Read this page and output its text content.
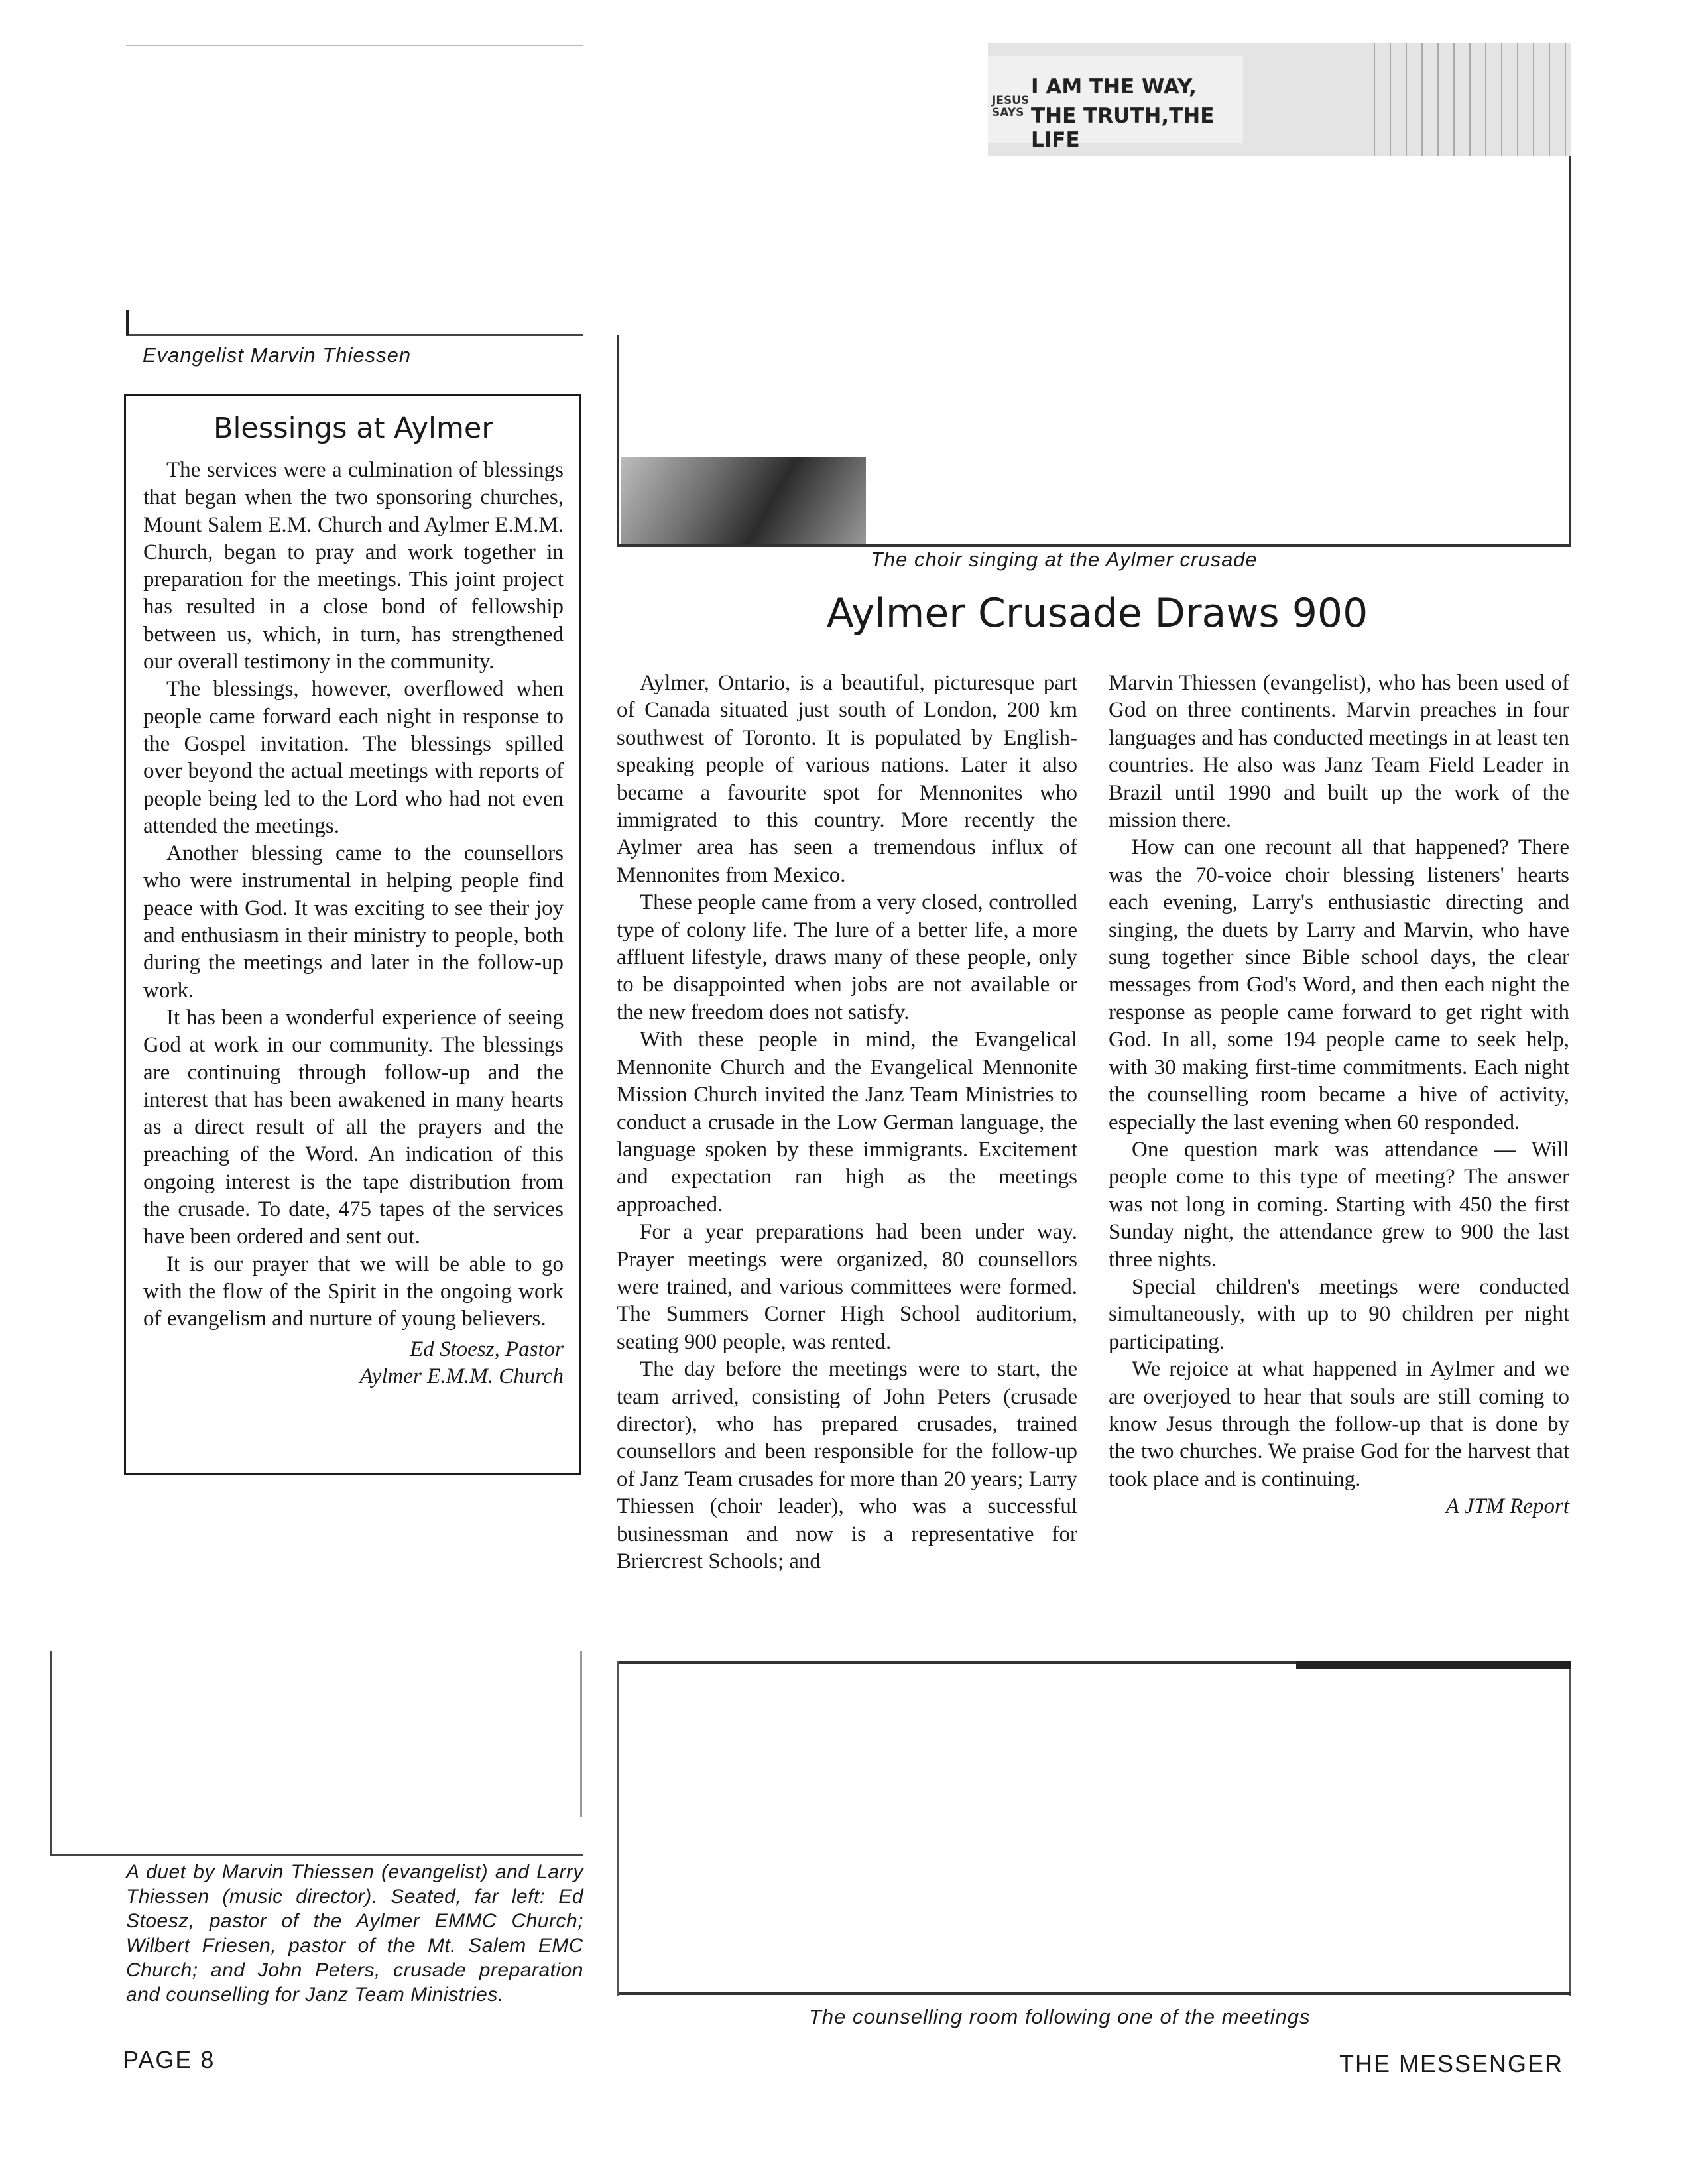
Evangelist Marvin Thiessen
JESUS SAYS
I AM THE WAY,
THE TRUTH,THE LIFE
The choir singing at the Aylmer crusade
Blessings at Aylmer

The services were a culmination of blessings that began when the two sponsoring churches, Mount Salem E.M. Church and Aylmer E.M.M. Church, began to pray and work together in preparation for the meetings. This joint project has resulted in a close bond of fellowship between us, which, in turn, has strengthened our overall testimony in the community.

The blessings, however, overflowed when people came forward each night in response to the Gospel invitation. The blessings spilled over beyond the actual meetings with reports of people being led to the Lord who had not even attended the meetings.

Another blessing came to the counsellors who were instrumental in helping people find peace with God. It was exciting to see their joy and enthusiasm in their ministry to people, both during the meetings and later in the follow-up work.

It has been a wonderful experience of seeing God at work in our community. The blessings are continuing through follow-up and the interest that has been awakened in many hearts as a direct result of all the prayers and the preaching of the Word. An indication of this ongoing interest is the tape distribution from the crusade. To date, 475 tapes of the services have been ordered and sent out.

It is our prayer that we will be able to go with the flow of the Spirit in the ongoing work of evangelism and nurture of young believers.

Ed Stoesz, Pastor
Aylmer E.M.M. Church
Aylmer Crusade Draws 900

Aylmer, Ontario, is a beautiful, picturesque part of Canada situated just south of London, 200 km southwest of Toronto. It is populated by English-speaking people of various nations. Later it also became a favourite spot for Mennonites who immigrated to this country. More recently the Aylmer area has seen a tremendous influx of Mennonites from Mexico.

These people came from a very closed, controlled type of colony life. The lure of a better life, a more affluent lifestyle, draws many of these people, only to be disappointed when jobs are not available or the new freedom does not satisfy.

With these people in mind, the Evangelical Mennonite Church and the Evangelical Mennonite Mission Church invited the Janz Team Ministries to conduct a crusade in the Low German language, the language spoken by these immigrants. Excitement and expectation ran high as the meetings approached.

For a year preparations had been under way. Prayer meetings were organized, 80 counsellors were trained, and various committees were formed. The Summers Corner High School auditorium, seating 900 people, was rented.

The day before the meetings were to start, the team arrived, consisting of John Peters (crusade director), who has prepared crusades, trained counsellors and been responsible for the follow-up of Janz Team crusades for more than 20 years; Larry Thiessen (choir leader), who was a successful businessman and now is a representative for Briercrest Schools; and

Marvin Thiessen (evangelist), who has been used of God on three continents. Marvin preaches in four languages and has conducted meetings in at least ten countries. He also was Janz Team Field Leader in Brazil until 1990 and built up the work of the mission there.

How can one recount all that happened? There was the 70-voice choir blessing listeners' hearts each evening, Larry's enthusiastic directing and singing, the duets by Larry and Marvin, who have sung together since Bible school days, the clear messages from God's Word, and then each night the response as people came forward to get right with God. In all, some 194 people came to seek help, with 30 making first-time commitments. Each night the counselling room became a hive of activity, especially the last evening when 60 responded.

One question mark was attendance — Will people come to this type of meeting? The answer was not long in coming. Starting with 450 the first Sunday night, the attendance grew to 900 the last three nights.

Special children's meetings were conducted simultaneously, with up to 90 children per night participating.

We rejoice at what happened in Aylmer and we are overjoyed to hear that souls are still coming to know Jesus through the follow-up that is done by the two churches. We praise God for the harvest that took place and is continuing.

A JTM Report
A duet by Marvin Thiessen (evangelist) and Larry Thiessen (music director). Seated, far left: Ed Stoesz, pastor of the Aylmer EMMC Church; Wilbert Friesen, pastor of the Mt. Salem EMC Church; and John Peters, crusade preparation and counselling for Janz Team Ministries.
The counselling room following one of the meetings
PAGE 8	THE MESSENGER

################

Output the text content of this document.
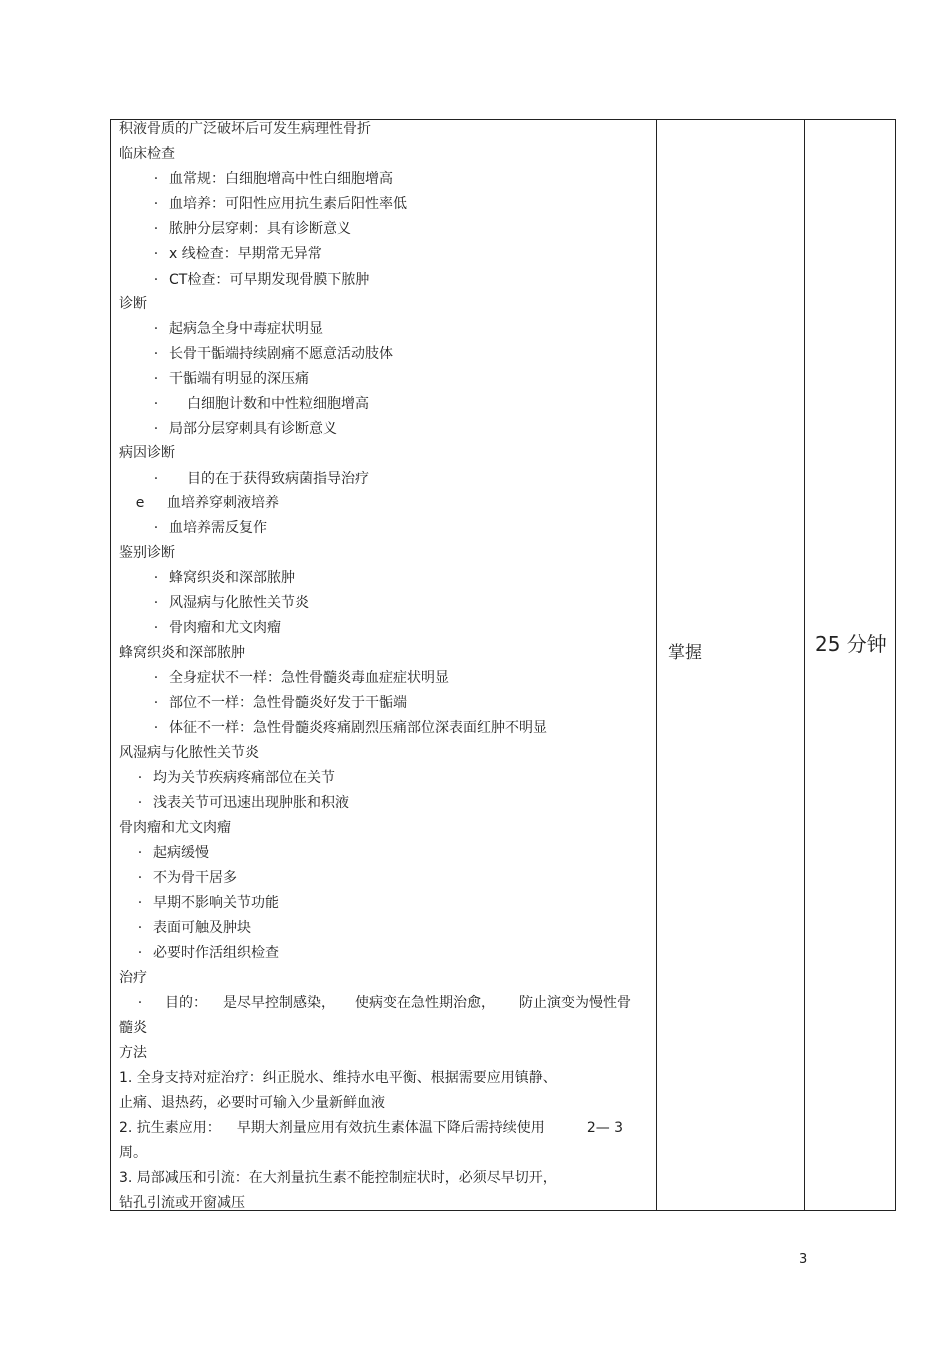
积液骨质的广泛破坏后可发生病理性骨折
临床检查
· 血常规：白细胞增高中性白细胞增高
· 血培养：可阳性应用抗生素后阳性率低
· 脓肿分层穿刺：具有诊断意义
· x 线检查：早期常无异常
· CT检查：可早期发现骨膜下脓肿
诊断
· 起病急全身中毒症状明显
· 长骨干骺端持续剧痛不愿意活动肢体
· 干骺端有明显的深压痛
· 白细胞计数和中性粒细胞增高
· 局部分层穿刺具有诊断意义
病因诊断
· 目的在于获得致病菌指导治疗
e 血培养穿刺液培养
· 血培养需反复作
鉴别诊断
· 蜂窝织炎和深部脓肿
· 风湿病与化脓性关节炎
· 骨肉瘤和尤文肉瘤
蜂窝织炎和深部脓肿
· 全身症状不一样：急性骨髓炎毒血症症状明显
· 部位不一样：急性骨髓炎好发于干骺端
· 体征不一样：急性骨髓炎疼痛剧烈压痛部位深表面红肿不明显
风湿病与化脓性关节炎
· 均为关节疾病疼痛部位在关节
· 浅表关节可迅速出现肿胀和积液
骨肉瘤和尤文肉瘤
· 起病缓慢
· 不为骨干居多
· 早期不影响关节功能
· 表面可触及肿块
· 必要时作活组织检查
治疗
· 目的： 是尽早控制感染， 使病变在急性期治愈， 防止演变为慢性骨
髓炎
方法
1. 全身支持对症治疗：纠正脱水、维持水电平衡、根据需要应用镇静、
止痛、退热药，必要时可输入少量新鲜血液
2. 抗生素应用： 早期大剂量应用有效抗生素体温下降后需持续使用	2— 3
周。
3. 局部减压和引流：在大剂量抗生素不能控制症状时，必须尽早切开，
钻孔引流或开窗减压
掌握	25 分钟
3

################

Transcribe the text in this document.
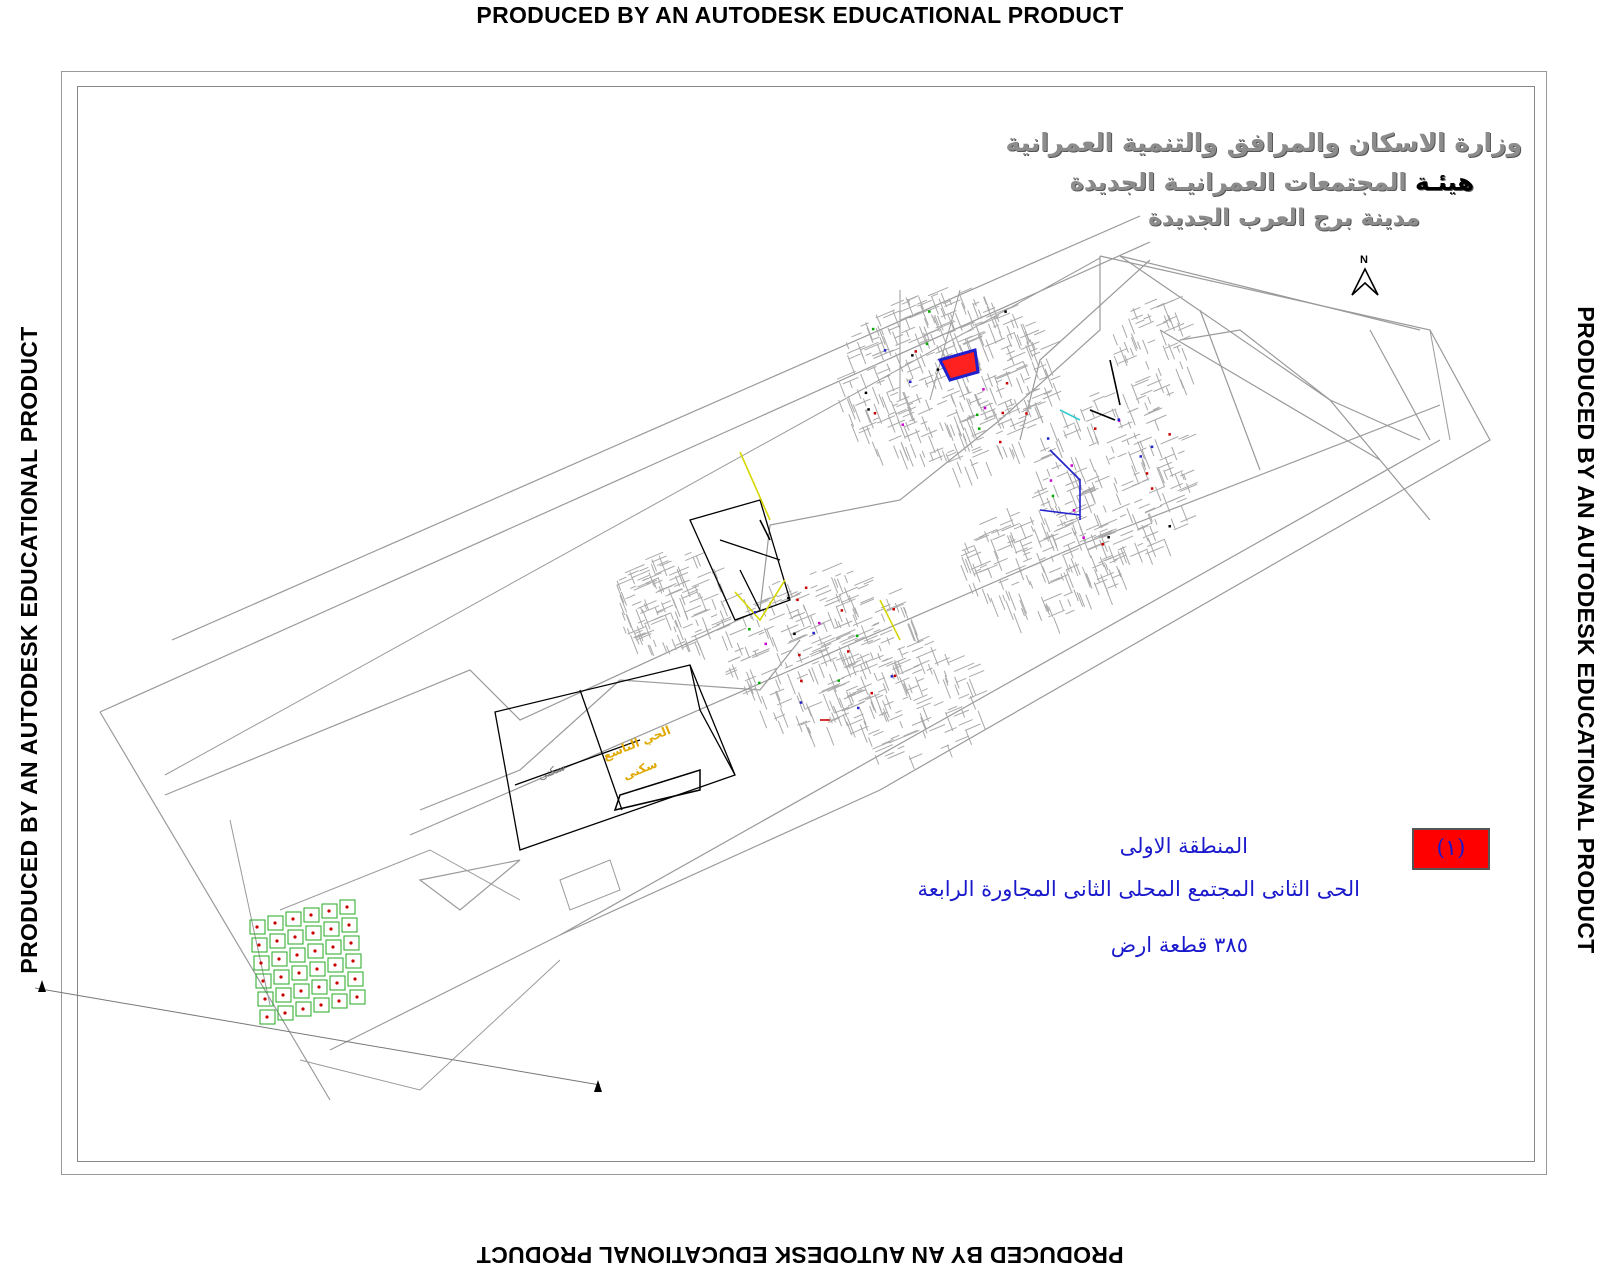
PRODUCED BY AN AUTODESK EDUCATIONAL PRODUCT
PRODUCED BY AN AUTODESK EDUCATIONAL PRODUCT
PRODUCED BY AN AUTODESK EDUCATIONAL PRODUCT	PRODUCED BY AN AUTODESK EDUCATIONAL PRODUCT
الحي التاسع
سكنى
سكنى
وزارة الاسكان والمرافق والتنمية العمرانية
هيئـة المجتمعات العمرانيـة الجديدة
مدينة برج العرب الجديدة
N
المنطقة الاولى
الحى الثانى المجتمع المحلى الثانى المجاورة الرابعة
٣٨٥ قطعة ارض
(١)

################

**Directive**
Search the entries for "director" and copy out each line that has it.

**Answer to the task**
The day before the meetings were to start, the team arrived, consisting of John Peters (crusade director), who has prepared crusades, trained counsellors and been responsible for the follow-up of Janz Team crusades for more than 20 years; Larry Thiessen (choir leader), who was a successful businessman and now is a representative for Briercrest Schools; and
A duet by Marvin Thiessen (evangelist) and Larry Thiessen (music director). Seated, far left: Ed Stoesz, pastor of the Aylmer EMMC Church; Wilbert Friesen, pastor of the Mt. Salem EMC Church; and John Peters, crusade preparation and counselling for Janz Team Ministries.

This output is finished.